**** BRANO PROPOSTO ****

Le mani dei barbari sulle edizioni nazionali

Di: Dario Generali
1 Aprile 2023

 

L’istituto delle edizioni nazionali venne promosso, con finanziamenti pubblici, a fine Ottocento, dall’appena costituitosi Stato Unitario Italiano ed è durato per più di un secolo, sino ai giorni nostri, con il compito di valorizzare il patrimonio di pensiero e di arte comune alla tradizione culturale della nostra nazione. Tale obiettivo è perseguito pubblicando in edizione critica le opere dei principali autori italiani, sia per mettere a disposizione degli studiosi i loro testi in versioni filologicamente accertate, sia per garantirne una vulgata accessibile a tutti.
Il valore civile e sociale delle edizioni nazionali è notevolissimo, perché, pur esprimendo la sintesi dei livelli più avanzati degli studi su un autore e, quindi, fornendo contributi storiografici rigorosi e di alta qualità specialistica, rappresentano nel contempo la vulgata editoriale dei principali protagonisti della nostra tradizione, capace di diventare un riferimento condivisibile da tutti e di rappresentare la base delle stesse antologizzazioni scolastiche, diventando quindi uno strumento di divulgazione tanto affidabile quanto largo.

****

COMPITI DA SVOLGERE:
• a. Nel brano sulle edizioni nazionali, trascriva il tratto da "Il valore civile" fino a "affidabile quanto largo.", scambiando "notevolissimo" con "rilevantissimo".
• b. Secondo il brano sulle edizioni nazionali, per quale motivo il valore civile e sociale di tali edizioni è considerato notevolissimo? Risponda in una-tre frasi.

**** MATERIALE FORNITO ****

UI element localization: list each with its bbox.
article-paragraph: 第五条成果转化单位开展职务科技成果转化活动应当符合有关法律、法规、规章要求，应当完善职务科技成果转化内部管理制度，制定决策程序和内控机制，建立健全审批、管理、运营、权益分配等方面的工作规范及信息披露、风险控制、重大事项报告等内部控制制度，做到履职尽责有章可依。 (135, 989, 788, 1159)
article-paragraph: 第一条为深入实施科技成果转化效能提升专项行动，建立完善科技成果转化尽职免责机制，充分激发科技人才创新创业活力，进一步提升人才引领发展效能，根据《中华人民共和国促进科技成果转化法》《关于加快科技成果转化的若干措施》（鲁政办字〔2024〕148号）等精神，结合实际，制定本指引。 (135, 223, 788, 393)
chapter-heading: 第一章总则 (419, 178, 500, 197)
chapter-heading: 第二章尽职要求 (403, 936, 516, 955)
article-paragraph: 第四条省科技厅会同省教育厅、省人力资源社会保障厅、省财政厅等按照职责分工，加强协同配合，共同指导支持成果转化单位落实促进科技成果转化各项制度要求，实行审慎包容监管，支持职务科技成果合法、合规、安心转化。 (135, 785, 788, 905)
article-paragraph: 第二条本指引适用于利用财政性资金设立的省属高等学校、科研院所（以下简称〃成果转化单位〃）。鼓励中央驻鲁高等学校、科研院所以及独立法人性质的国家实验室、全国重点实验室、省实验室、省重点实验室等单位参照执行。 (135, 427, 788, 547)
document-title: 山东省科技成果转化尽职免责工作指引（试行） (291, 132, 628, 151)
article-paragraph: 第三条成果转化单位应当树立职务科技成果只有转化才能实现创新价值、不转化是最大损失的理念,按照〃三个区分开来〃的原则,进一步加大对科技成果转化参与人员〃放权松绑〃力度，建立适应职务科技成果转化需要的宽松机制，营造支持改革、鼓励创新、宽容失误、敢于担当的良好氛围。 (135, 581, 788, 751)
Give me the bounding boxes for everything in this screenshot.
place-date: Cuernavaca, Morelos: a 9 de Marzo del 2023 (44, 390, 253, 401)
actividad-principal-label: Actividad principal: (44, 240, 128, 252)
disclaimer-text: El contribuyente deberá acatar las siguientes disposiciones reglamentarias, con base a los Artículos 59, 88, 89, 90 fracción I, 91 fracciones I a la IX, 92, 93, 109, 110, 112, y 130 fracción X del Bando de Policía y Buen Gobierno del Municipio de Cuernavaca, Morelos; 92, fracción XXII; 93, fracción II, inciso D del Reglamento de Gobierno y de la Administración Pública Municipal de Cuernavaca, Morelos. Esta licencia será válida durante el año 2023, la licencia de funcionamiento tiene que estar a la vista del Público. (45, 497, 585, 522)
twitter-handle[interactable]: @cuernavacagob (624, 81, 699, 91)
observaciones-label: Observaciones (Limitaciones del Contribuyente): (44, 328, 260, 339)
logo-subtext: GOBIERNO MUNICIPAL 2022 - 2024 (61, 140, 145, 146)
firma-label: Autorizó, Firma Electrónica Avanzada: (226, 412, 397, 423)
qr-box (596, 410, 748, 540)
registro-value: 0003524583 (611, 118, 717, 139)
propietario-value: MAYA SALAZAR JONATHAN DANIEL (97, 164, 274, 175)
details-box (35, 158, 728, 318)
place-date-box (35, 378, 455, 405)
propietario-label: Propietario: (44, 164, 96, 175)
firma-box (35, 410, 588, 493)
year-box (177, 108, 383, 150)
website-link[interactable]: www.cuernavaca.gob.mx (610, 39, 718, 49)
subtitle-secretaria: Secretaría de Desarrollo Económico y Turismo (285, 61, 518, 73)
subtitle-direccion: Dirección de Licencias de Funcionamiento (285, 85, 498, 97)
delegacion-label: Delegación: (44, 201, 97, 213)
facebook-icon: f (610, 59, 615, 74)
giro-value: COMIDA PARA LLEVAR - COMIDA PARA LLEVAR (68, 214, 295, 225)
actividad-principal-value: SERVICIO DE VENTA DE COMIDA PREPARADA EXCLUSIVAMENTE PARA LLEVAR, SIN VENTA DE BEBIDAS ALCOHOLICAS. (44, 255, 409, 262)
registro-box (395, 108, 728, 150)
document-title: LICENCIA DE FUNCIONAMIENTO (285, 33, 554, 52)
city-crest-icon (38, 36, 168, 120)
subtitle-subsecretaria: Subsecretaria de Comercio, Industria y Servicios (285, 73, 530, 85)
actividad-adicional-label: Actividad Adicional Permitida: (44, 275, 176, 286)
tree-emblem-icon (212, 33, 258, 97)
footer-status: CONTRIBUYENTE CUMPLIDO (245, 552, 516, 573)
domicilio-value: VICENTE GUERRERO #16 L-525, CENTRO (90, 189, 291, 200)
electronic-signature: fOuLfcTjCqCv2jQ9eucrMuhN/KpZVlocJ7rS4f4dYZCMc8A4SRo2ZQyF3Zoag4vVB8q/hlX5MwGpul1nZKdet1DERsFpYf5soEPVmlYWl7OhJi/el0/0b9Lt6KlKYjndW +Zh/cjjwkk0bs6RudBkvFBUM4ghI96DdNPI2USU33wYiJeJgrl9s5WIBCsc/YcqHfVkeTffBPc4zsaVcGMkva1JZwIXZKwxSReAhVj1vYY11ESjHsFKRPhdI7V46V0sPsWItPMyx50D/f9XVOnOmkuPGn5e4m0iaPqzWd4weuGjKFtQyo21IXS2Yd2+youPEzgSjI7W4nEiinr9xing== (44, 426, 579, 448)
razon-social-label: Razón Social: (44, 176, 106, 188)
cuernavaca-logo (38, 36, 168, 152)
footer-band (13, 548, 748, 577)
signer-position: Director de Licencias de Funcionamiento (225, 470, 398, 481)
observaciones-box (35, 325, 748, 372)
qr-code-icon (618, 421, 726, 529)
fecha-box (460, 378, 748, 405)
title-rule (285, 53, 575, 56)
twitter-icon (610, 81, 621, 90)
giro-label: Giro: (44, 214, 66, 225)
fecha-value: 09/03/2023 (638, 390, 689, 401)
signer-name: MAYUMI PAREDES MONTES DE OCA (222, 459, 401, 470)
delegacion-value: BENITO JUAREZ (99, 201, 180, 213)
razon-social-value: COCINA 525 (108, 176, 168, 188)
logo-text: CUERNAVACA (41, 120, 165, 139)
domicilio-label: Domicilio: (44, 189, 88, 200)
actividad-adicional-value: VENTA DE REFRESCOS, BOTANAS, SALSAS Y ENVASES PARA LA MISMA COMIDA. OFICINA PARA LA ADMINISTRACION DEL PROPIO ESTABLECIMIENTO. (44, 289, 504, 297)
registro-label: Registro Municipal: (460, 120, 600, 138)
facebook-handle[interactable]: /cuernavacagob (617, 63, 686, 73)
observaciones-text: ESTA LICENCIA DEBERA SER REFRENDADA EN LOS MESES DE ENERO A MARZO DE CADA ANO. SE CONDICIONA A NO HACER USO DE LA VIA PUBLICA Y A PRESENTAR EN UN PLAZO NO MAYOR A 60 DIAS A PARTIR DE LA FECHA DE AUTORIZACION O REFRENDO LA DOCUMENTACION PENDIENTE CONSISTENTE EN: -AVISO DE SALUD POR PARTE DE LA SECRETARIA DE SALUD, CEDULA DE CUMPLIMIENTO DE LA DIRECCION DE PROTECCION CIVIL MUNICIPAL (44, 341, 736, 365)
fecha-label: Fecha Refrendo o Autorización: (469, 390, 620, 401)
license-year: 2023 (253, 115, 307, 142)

****

RISPOSTE SVOLTE:
• a.
Il valore civile e sociale delle edizioni nazionali è rilevantissimo, perché, pur esprimendo la sintesi dei livelli più avanzati degli studi su un autore e, quindi, fornendo contributi storiografici rigorosi e di alta qualità specialistica, rappresentano nel contempo la vulgata editoriale dei principali protagonisti della nostra tradizione, capace di diventare un riferimento condivisibile da tutti e di rappresentare la base delle stesse antologizzazioni scolastiche, diventando quindi uno strumento di divulgazione tanto affidabile quanto largo.

• b. Queste edizioni sintetizzano i livelli più avanzati degli studi su un autore e offrono contributi storiografici rigorosi e di alta qualità specialistica. Al tempo stesso rappresentano la vulgata editoriale dei principali protagonisti della tradizione italiana. Possono così diventare un riferimento condivisibile da tutti e la base delle antologizzazioni scolastiche, quindi uno strumento di divulgazione tanto affidabile quanto largo.